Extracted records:
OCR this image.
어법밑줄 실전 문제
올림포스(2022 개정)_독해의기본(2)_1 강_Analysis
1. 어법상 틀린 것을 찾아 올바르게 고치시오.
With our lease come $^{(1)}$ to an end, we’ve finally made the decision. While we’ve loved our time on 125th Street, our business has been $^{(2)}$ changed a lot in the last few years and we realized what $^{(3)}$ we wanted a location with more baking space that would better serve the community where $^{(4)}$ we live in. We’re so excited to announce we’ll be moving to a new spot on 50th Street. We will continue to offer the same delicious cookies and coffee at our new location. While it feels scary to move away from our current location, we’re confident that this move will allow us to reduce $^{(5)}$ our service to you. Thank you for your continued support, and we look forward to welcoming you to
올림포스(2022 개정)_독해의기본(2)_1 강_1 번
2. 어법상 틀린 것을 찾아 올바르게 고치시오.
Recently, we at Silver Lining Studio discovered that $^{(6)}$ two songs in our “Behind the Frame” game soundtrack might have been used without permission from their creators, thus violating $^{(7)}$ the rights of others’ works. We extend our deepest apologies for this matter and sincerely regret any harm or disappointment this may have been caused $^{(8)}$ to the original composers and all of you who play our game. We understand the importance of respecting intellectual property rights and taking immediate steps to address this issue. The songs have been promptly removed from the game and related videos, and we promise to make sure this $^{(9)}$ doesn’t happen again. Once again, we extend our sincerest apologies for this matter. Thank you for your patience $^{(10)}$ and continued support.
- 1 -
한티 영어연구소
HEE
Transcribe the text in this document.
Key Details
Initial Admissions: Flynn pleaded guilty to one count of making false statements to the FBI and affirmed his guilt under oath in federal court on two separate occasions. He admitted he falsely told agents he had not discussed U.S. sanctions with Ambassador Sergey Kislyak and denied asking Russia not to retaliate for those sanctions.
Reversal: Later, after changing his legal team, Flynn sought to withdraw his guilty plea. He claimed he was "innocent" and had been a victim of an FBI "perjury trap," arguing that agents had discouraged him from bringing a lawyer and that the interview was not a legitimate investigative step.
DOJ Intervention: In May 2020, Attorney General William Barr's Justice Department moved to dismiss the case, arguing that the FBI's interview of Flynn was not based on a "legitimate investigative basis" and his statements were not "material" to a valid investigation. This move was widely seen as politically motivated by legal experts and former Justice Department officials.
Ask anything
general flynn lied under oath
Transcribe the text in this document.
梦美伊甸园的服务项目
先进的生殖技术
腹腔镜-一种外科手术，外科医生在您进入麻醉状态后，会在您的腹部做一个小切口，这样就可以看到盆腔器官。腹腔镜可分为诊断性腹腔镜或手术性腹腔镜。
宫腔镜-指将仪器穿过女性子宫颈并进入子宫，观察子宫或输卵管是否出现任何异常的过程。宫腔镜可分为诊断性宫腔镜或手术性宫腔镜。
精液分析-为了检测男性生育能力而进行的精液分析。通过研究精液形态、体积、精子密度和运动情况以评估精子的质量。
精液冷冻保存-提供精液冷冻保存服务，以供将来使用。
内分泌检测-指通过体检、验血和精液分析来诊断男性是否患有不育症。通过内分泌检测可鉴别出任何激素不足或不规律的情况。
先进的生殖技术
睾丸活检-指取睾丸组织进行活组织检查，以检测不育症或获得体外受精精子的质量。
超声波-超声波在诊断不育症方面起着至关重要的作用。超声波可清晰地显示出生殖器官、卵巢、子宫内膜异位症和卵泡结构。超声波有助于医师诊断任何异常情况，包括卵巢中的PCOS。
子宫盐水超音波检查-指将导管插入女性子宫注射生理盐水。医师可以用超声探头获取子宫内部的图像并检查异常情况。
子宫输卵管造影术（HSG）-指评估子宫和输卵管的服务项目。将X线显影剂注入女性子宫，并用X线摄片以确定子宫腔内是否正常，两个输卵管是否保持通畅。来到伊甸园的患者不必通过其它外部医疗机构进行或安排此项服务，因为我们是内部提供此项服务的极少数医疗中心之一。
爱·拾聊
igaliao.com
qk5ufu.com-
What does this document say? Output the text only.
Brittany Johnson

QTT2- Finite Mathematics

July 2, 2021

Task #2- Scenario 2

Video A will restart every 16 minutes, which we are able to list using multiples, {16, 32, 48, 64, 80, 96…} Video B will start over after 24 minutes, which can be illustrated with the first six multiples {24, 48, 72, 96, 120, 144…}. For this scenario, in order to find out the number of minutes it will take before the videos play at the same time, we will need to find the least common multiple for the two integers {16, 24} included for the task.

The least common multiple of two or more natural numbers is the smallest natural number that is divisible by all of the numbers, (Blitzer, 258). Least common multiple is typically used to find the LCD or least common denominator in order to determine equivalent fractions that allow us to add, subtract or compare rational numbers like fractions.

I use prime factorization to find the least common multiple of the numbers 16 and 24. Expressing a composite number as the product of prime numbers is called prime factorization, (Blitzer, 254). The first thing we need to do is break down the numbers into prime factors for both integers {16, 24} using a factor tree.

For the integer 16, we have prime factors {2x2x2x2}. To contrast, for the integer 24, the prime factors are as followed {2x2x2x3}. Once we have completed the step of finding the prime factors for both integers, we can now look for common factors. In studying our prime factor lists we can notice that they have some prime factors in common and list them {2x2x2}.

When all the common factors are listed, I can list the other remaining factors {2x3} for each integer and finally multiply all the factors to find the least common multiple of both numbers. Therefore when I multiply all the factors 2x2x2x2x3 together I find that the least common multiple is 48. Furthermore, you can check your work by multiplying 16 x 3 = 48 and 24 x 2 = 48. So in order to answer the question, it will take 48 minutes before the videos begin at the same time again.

TASK DETAILS. Find every line with the word "oath" and state how many there are, with no other words.

TASK RESULT. 2